A block of data:
-=-=-
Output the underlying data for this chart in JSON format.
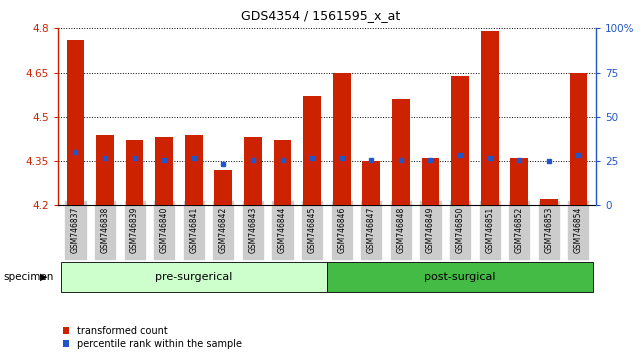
{
  "title": "GDS4354 / 1561595_x_at",
  "samples": [
    "GSM746837",
    "GSM746838",
    "GSM746839",
    "GSM746840",
    "GSM746841",
    "GSM746842",
    "GSM746843",
    "GSM746844",
    "GSM746845",
    "GSM746846",
    "GSM746847",
    "GSM746848",
    "GSM746849",
    "GSM746850",
    "GSM746851",
    "GSM746852",
    "GSM746853",
    "GSM746854"
  ],
  "bar_values": [
    4.76,
    4.44,
    4.42,
    4.43,
    4.44,
    4.32,
    4.43,
    4.42,
    4.57,
    4.65,
    4.35,
    4.56,
    4.36,
    4.64,
    4.79,
    4.36,
    4.22,
    4.65
  ],
  "percentile_values": [
    4.38,
    4.36,
    4.36,
    4.355,
    4.36,
    4.34,
    4.355,
    4.355,
    4.36,
    4.36,
    4.352,
    4.355,
    4.352,
    4.37,
    4.36,
    4.352,
    4.35,
    4.37
  ],
  "pre_surgical_count": 9,
  "post_surgical_count": 9,
  "ylim_left": [
    4.2,
    4.8
  ],
  "ylim_right": [
    0,
    100
  ],
  "yticks_left": [
    4.2,
    4.35,
    4.5,
    4.65,
    4.8
  ],
  "ytick_labels_left": [
    "4.2",
    "4.35",
    "4.5",
    "4.65",
    "4.8"
  ],
  "yticks_right": [
    0,
    25,
    50,
    75,
    100
  ],
  "ytick_labels_right": [
    "0",
    "25",
    "50",
    "75",
    "100%"
  ],
  "bar_color": "#cc2200",
  "percentile_color": "#2255cc",
  "pre_surgical_color": "#ccffcc",
  "post_surgical_color": "#44bb44",
  "label_bg_color": "#cccccc",
  "bar_width": 0.6,
  "base_value": 4.2,
  "legend_labels": [
    "transformed count",
    "percentile rank within the sample"
  ],
  "specimen_label": "specimen",
  "pre_label": "pre-surgerical",
  "post_label": "post-surgical"
}
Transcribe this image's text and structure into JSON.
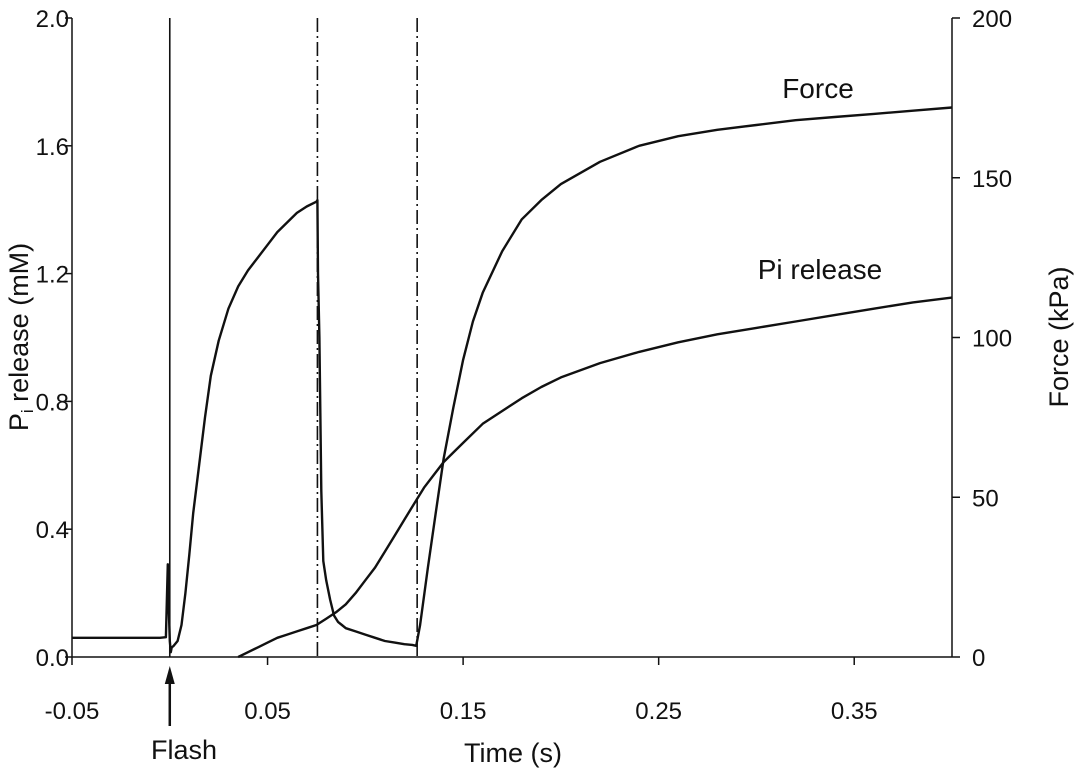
-=-=-
#### [Exercise prompt]
Repeat all of the data above word for word, minus the pictures.

#### [Exercise result]
Output the underlying data for this chart in JSON format.
{
  "title": "GDS4354 / 1561595_x_at",
  "samples": [
    "GSM746837",
    "GSM746838",
    "GSM746839",
    "GSM746840",
    "GSM746841",
    "GSM746842",
    "GSM746843",
    "GSM746844",
    "GSM746845",
    "GSM746846",
    "GSM746847",
    "GSM746848",
    "GSM746849",
    "GSM746850",
    "GSM746851",
    "GSM746852",
    "GSM746853",
    "GSM746854"
  ],
  "bar_values": [
    4.76,
    4.44,
    4.42,
    4.43,
    4.44,
    4.32,
    4.43,
    4.42,
    4.57,
    4.65,
    4.35,
    4.56,
    4.36,
    4.64,
    4.79,
    4.36,
    4.22,
    4.65
  ],
  "percentile_values": [
    4.38,
    4.36,
    4.36,
    4.355,
    4.36,
    4.34,
    4.355,
    4.355,
    4.36,
    4.36,
    4.352,
    4.355,
    4.352,
    4.37,
    4.36,
    4.352,
    4.35,
    4.37
  ],
  "pre_surgical_count": 9,
  "post_surgical_count": 9,
  "ylim_left": [
    4.2,
    4.8
  ],
  "ylim_right": [
    0,
    100
  ],
  "yticks_left": [
    4.2,
    4.35,
    4.5,
    4.65,
    4.8
  ],
  "ytick_labels_left": [
    "4.2",
    "4.35",
    "4.5",
    "4.65",
    "4.8"
  ],
  "yticks_right": [
    0,
    25,
    50,
    75,
    100
  ],
  "ytick_labels_right": [
    "0",
    "25",
    "50",
    "75",
    "100%"
  ],
  "bar_color": "#cc2200",
  "percentile_color": "#2255cc",
  "pre_surgical_color": "#ccffcc",
  "post_surgical_color": "#44bb44",
  "label_bg_color": "#cccccc",
  "bar_width": 0.6,
  "base_value": 4.2,
  "legend_labels": [
    "transformed count",
    "percentile rank within the sample"
  ],
  "specimen_label": "specimen",
  "pre_label": "pre-surgerical",
  "post_label": "post-surgical"
}
Transcribe this image's text and structure into JSON.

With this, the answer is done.